■ **SOURCE DOCUMENT**
In a world where payments become more invisible the more digital they become, there’s never been a better opportunity to consider new ways to enable the digital transformation of financial services in a secure and compliant way.
Or watch its digital disruption.
There’s just one problem: The current digital environment has introduced whole new varieties of risks, threats and emerging competitors — making the switch to digital for financial institutions fraught with challenges and the prospect of enabling friction-free consumer experiences more difficult.
That’s the backdrop for the nearly hour-long conversation that Karen Webster had about the role of payments security in digital business transformation with CA Technologies Director of Payments Security James Jenkins.
Here are the highlights of that conversation.
Payments Security As A Digital Business Enabler
Payments security, Jenkins said, has always been important but long been thought of as a defensive move. New technologies and the move to digital commerce, he said, force banks and payments providers to think about it in very different terms. Jenkins sees two worlds — banks and payments — that both need to come together to address cybersecurity.
“Payments had been relatively static with innovation around cash, checks and credit cards. Then, there was sudden exponential growth in innovation. In the last four years, we’ve had the adoption of bitcoin, Samsung and Apple Pay and the explosion of FinTech,” said Jenkins.
Payments security is no longer the passenger but the driver of a great experience for the bank, the payments enabler and the consumer.
The Pace Of Business Transformation
It’s not exactly a newsflash, Jenkins said, that the rate of innovation in payments over the last four years has been fast-paced, transformative and disruptive. Netflix — not TV and Uber, not taxis — are now the fabric of our lives and, according to Jenkins, are exhibits one and two of how financial services could be next.
Of course, it’s not just the FinTech industry and tech-savvy millennials who are fueling digital change. “The rapid adoption of contactless payments in Europe is accredited in part to the over-60s, who like the fact that they can pay without having to put on their reading glasses,” said Jenkins.

■ **TASK DIRECTIONS**
Print the entire payments security article above, word for word.

■ **PROVIDED DATA**
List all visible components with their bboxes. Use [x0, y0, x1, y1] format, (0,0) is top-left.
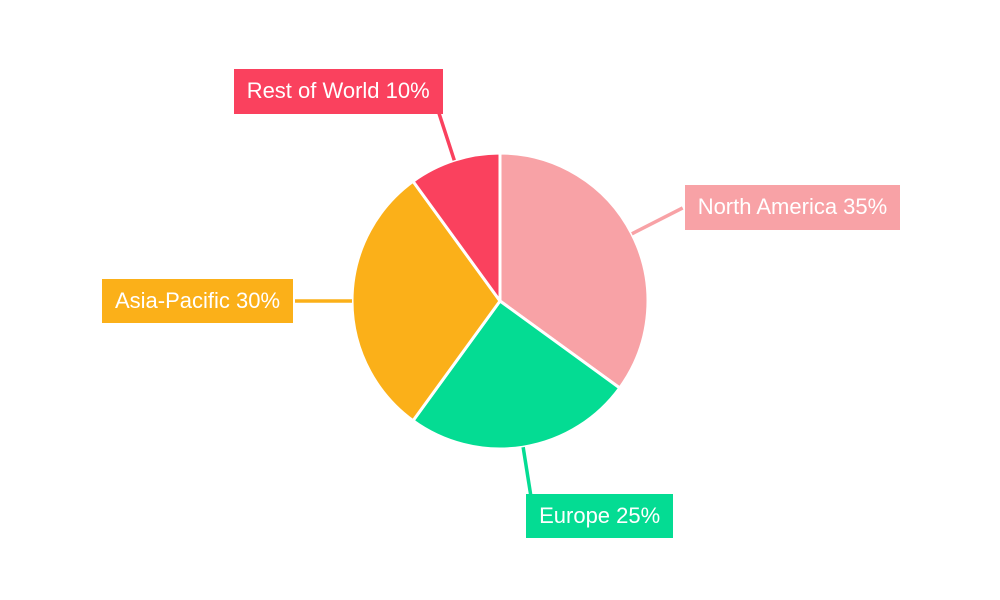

■ **COMPLETED EXERCISE**
In a world where payments become more invisible the more digital they become, there’s never been a better opportunity to consider new ways to enable the digital transformation of financial services in a secure and compliant way.
Or watch its digital disruption.
There’s just one problem: The current digital environment has introduced whole new varieties of risks, threats and emerging competitors — making the switch to digital for financial institutions fraught with challenges and the prospect of enabling friction-free consumer experiences more difficult.
That’s the backdrop for the nearly hour-long conversation that Karen Webster had about the role of payments security in digital business transformation with CA Technologies Director of Payments Security James Jenkins.
Here are the highlights of that conversation.
Payments Security As A Digital Business Enabler
Payments security, Jenkins said, has always been important but long been thought of as a defensive move. New technologies and the move to digital commerce, he said, force banks and payments providers to think about it in very different terms. Jenkins sees two worlds — banks and payments — that both need to come together to address cybersecurity.
“Payments had been relatively static with innovation around cash, checks and credit cards. Then, there was sudden exponential growth in innovation. In the last four years, we’ve had the adoption of bitcoin, Samsung and Apple Pay and the explosion of FinTech,” said Jenkins.
Payments security is no longer the passenger but the driver of a great experience for the bank, the payments enabler and the consumer.
The Pace Of Business Transformation
It’s not exactly a newsflash, Jenkins said, that the rate of innovation in payments over the last four years has been fast-paced, transformative and disruptive. Netflix — not TV and Uber, not taxis — are now the fabric of our lives and, according to Jenkins, are exhibits one and two of how financial services could be next.
Of course, it’s not just the FinTech industry and tech-savvy millennials who are fueling digital change. “The rapid adoption of contactless payments in Europe is accredited in part to the over-60s, who like the fact that they can pay without having to put on their reading glasses,” said Jenkins.